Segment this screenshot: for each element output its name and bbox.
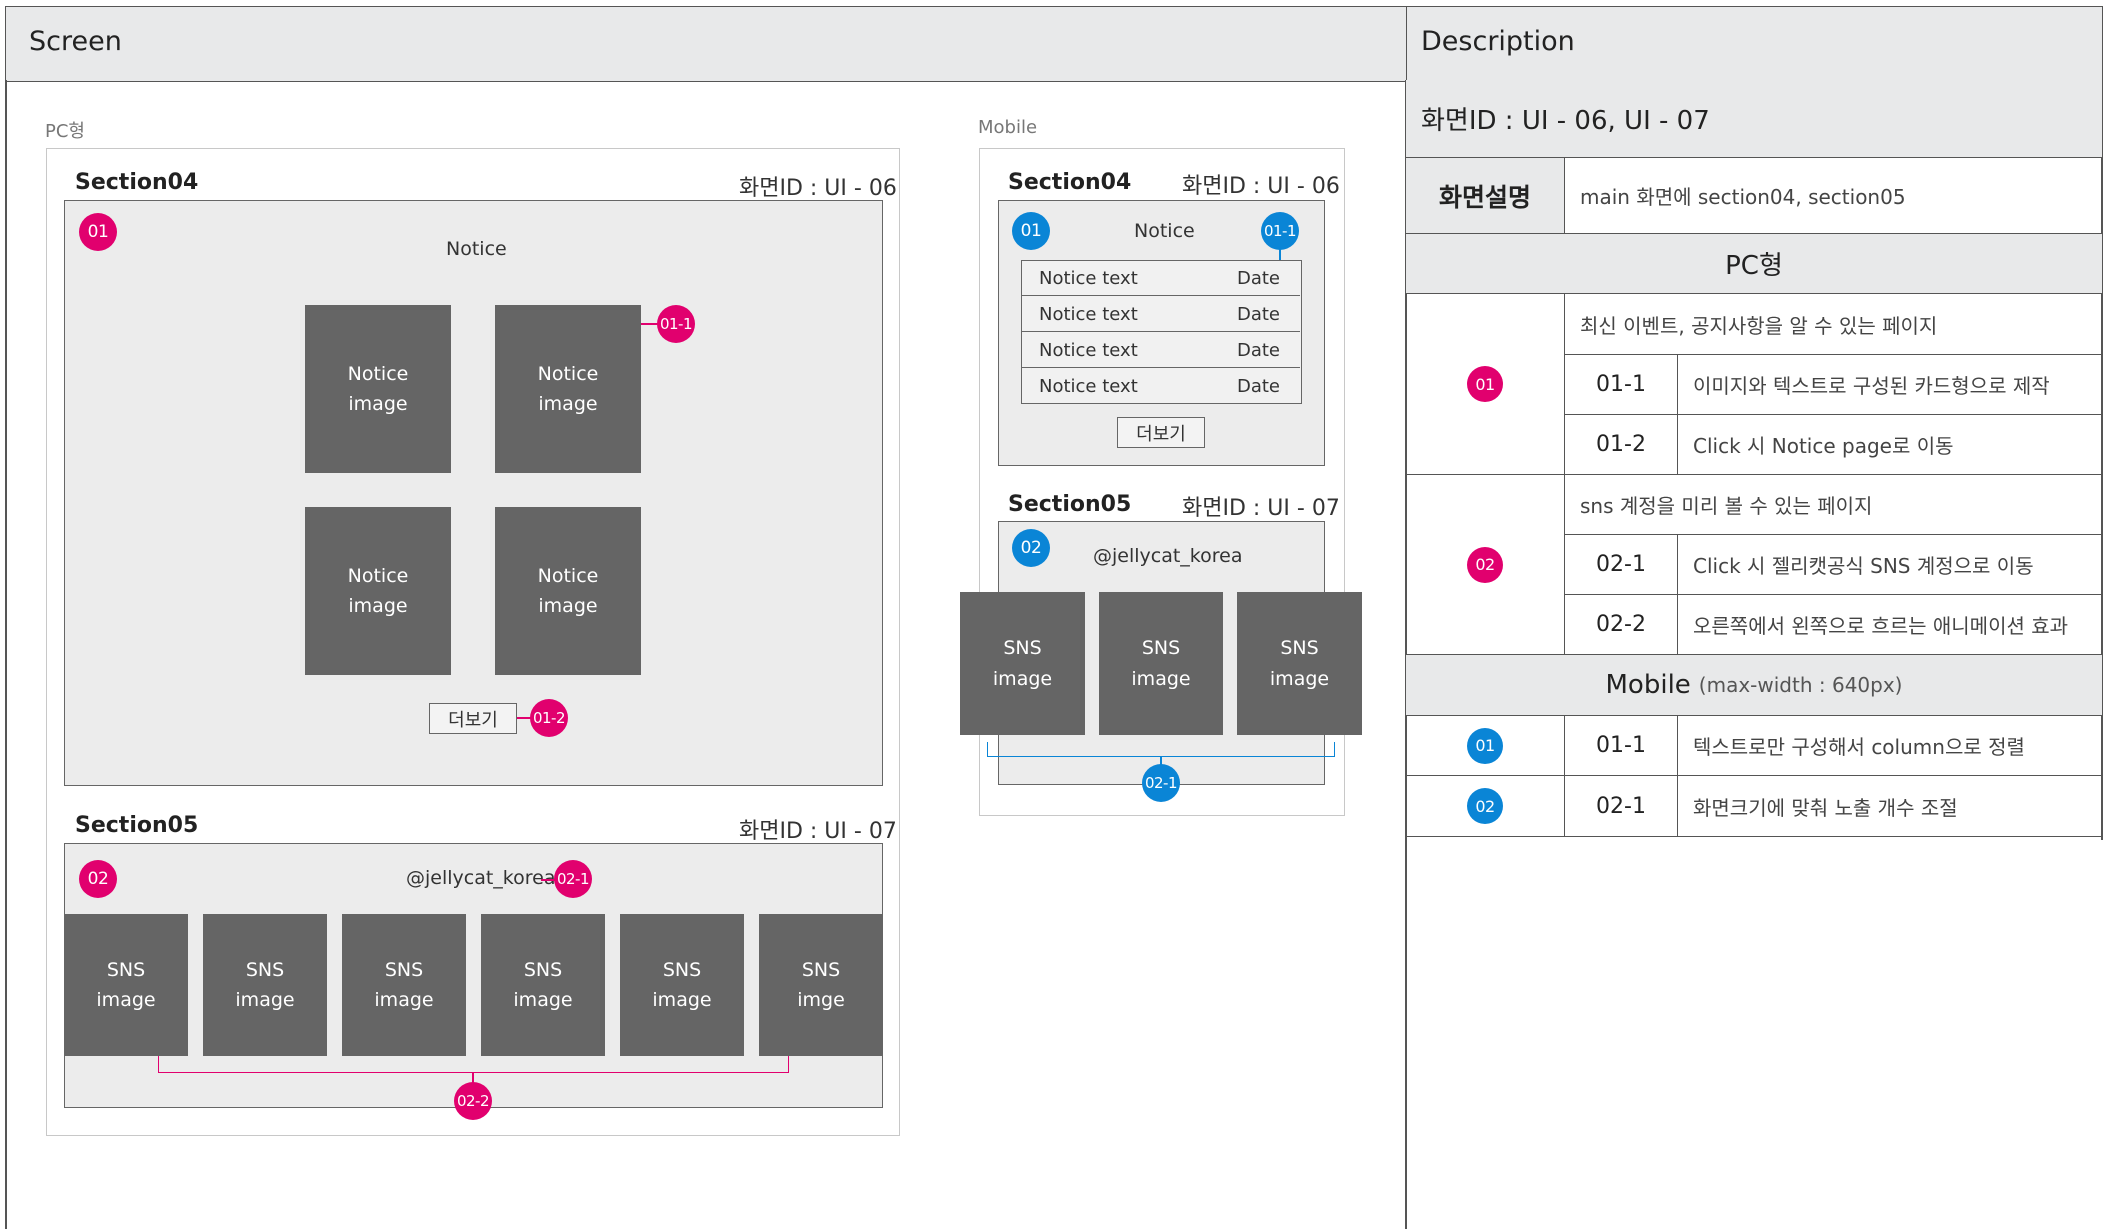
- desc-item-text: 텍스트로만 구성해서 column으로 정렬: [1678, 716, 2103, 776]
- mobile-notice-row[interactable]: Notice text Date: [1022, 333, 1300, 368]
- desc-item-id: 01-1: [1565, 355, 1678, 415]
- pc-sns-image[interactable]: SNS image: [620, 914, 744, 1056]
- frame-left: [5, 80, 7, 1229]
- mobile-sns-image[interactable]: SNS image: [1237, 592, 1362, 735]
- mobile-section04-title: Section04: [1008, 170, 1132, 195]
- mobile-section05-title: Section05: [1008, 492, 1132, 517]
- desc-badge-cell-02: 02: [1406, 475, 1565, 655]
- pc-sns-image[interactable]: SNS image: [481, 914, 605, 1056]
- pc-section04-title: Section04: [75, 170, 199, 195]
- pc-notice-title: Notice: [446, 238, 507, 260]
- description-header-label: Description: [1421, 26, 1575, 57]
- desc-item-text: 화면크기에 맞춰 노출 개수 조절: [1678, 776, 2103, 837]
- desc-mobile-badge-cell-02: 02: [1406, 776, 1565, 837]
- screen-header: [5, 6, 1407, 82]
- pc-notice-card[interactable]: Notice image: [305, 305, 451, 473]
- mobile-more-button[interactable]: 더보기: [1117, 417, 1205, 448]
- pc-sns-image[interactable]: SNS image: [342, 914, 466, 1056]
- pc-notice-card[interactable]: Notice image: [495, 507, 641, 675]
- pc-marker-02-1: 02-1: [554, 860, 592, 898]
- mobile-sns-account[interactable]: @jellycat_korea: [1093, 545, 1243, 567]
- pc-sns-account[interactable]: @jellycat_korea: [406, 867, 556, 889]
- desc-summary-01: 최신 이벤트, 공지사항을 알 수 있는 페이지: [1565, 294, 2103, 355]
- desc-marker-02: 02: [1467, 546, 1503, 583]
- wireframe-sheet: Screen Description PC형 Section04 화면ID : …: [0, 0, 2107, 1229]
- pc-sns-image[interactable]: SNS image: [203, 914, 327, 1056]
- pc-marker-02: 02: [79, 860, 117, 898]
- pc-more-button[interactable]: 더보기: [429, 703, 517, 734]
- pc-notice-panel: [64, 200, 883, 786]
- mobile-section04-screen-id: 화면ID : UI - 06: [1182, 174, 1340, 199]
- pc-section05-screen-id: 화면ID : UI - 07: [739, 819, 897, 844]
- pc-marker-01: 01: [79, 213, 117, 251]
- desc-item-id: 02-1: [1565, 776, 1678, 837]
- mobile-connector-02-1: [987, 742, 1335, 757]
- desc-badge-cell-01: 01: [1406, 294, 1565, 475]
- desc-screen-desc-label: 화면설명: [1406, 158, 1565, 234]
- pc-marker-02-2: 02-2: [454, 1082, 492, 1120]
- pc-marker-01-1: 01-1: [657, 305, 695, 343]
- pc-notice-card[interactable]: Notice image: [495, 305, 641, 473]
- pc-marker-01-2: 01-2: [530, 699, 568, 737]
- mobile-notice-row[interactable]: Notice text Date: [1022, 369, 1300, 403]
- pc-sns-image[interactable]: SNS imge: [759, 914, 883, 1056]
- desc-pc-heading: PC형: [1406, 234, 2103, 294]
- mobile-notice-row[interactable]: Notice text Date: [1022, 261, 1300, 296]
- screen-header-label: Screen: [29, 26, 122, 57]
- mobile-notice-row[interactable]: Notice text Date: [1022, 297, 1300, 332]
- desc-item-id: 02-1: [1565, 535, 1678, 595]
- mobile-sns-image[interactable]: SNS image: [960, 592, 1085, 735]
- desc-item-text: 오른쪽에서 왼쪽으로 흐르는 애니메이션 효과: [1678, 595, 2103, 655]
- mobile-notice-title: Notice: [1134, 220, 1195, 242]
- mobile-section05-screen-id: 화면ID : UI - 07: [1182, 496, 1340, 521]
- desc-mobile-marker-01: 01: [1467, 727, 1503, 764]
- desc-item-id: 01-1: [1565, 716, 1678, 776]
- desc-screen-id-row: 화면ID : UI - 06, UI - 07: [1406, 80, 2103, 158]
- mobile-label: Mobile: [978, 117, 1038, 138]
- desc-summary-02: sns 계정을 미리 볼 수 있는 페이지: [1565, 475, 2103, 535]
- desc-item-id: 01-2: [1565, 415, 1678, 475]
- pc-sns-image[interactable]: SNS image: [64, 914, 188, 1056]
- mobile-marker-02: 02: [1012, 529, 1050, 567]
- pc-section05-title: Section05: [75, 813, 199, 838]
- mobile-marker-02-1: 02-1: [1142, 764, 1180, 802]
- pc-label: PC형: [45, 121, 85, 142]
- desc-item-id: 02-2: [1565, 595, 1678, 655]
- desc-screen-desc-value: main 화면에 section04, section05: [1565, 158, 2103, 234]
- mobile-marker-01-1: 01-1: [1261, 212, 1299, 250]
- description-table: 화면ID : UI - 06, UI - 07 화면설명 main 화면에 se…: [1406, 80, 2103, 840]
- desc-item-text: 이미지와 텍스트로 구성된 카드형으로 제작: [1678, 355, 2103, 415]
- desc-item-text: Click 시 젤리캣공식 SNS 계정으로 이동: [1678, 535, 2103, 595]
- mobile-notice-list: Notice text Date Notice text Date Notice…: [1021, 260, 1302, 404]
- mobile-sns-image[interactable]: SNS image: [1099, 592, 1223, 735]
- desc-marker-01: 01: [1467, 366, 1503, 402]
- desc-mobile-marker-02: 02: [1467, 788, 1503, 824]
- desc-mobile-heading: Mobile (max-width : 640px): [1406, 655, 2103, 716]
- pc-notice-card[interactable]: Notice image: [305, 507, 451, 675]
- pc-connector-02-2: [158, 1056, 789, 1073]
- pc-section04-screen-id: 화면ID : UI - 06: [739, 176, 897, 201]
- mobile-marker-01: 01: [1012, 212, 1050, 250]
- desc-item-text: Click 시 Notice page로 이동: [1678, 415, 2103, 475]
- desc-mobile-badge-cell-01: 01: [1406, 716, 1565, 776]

==============================

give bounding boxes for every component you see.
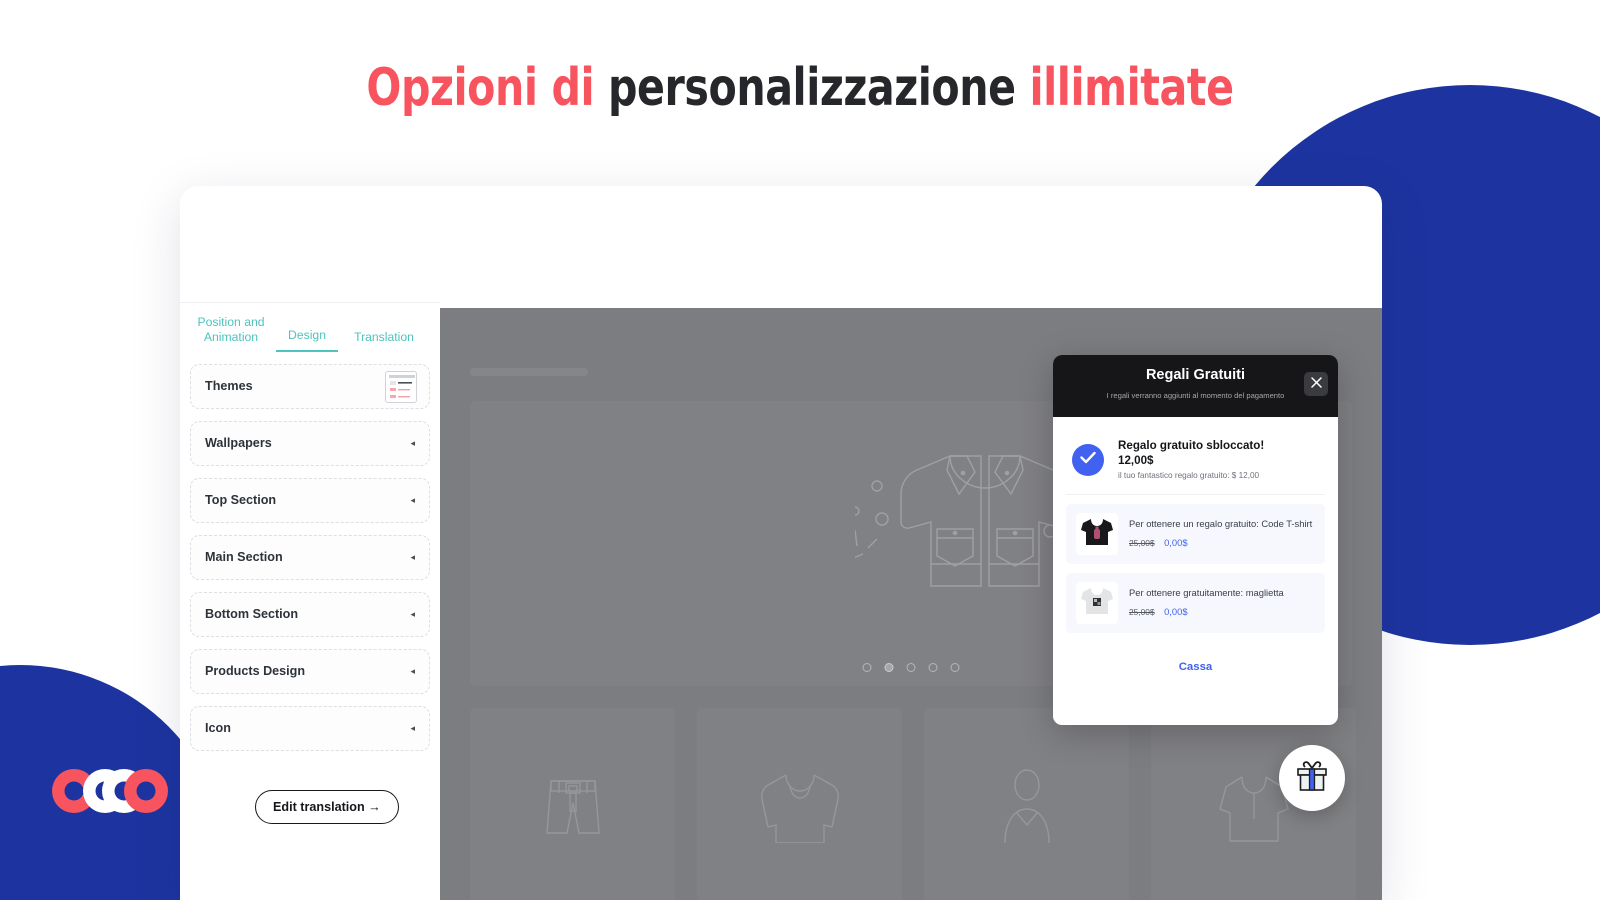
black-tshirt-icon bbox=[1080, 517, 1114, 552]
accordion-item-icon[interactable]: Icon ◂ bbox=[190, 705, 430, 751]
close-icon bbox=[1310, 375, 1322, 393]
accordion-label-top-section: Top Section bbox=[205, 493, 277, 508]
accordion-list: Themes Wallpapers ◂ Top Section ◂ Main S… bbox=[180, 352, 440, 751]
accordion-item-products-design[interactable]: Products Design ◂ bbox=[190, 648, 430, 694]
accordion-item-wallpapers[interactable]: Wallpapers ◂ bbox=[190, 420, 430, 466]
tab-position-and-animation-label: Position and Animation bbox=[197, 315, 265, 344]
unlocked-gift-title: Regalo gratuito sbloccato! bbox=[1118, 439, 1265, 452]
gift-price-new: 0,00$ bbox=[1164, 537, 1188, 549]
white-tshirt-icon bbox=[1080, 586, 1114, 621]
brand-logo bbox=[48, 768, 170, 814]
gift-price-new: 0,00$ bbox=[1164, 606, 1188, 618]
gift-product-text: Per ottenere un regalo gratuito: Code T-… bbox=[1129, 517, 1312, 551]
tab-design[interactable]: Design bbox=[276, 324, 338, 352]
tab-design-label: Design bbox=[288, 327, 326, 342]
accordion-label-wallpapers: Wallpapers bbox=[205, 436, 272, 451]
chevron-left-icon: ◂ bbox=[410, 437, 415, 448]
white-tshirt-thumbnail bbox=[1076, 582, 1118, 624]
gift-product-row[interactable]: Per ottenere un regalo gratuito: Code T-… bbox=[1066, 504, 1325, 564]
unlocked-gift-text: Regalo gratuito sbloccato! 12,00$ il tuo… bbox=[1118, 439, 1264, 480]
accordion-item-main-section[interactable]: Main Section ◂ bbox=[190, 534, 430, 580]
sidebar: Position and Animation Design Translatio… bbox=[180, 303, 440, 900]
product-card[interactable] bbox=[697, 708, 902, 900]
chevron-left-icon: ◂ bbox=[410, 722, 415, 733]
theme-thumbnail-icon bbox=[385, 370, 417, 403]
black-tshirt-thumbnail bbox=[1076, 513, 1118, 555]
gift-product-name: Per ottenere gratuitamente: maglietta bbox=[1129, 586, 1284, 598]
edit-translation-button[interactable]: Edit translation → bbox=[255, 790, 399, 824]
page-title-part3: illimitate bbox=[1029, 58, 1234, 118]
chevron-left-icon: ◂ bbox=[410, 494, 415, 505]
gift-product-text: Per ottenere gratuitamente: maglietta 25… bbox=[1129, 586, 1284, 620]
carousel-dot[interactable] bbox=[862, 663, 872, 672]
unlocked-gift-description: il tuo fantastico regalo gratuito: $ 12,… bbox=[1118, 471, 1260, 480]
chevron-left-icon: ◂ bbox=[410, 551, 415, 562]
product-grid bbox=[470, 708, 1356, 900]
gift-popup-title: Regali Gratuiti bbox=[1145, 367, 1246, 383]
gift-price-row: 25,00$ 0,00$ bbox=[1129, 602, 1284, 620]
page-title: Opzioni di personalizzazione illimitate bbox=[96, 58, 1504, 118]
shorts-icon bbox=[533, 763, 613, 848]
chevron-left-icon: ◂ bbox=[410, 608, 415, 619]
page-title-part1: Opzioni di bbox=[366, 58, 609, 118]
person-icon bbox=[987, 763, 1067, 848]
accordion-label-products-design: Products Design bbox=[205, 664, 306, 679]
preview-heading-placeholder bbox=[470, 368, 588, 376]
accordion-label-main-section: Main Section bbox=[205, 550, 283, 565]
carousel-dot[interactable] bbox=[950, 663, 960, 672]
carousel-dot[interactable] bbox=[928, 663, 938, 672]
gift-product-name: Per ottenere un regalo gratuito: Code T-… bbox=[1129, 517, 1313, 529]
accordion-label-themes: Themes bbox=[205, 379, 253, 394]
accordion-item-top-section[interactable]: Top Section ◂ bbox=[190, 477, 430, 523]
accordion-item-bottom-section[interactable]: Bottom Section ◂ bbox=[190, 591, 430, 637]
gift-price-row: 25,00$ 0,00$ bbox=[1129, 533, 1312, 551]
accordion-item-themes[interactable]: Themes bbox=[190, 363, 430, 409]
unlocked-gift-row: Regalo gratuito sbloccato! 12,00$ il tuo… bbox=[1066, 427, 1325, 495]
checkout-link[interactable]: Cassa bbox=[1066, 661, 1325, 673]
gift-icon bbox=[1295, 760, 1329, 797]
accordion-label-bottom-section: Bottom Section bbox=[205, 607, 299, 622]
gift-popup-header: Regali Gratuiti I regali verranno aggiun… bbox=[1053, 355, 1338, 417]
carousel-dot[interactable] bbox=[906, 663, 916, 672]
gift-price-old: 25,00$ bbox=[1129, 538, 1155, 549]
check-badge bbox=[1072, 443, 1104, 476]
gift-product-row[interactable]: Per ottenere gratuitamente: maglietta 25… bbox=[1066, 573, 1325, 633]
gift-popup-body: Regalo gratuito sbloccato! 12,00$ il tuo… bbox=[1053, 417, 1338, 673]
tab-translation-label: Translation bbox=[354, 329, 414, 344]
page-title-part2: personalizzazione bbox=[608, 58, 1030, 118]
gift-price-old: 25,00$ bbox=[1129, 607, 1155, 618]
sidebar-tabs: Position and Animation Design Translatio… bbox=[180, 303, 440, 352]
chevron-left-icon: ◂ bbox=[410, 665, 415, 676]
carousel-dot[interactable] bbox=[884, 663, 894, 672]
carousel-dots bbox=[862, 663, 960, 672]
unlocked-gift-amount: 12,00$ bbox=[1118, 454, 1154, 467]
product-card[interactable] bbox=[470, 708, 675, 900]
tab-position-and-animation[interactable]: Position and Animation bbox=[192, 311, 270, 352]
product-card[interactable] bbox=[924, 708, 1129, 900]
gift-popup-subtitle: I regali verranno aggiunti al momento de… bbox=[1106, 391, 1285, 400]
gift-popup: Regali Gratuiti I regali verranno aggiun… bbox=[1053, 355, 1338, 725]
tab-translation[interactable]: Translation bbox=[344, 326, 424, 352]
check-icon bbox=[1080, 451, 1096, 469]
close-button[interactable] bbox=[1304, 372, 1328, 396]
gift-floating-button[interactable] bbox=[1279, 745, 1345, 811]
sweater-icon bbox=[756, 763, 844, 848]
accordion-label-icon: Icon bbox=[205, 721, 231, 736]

==============================

Copy word for word the material from the line with "black-tshirt-icon bbox=[1080, 517, 1114, 552]" to the line with "accordion-list: Themes Wallpapers", including both of those lines.

black-tshirt-icon bbox=[1080, 517, 1114, 552]
accordion-item-icon[interactable]: Icon ◂ bbox=[190, 705, 430, 751]
close-icon bbox=[1310, 375, 1322, 393]
accordion-label-top-section: Top Section bbox=[205, 493, 277, 508]
accordion-list: Themes Wallpapers ◂ Top Section ◂ Main S… bbox=[180, 352, 440, 751]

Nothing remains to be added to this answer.